**PROBLEM STATEMENT:**
Search the records below for the word "radou". Pull out each line that has it.

Data excerpts
+---+
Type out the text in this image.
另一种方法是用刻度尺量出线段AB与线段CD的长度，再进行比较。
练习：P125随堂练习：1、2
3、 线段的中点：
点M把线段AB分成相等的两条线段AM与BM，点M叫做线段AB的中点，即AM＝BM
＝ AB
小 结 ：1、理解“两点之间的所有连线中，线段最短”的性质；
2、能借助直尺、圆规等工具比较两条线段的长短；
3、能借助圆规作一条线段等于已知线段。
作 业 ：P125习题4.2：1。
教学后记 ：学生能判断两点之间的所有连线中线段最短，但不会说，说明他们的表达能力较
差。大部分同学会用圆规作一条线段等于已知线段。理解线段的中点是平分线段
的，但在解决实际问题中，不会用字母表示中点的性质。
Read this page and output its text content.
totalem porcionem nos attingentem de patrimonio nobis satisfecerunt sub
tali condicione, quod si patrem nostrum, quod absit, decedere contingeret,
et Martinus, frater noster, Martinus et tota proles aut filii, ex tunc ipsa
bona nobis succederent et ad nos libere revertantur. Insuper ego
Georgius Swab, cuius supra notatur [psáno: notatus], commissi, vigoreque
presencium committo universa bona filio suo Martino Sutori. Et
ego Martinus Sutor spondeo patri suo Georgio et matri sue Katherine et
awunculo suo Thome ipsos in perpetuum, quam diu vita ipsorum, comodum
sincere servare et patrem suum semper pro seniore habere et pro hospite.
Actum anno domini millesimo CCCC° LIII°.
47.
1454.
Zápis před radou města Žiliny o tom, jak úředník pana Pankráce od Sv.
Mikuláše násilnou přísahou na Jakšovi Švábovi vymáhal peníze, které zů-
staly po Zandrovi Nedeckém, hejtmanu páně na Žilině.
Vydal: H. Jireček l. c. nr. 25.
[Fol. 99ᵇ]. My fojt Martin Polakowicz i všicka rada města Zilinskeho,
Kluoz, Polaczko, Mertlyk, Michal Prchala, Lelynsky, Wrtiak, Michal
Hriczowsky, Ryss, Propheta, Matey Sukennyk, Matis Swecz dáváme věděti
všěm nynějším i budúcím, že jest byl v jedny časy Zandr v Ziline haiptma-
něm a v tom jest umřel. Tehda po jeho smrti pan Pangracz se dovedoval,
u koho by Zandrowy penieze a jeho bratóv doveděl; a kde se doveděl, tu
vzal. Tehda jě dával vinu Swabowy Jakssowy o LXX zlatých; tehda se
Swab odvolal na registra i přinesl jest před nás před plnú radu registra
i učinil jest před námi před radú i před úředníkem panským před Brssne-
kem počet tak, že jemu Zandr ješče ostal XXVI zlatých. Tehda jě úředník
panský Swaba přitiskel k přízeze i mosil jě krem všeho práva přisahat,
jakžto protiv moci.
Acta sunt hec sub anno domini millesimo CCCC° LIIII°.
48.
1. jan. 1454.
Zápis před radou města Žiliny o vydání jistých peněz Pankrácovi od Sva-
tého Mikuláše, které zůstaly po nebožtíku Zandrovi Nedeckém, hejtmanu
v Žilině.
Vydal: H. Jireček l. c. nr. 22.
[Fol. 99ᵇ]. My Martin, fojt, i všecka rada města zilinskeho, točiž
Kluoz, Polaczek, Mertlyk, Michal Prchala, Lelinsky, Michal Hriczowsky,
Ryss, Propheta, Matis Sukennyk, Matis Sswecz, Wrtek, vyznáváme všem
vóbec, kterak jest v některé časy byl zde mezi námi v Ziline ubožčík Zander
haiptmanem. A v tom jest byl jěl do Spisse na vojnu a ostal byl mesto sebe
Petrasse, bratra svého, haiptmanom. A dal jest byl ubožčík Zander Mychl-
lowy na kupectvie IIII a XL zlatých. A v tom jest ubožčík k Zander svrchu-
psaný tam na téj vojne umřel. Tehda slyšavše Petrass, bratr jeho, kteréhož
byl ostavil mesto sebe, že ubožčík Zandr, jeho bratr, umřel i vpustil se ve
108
+---+
**CORRECT OUTPUT:**
Zápis před radou města Žiliny o tom, jak úředník pana Pankráce od Sv.
Zápis před radou města Žiliny o vydání jistých peněz Pankrácovi od Sva-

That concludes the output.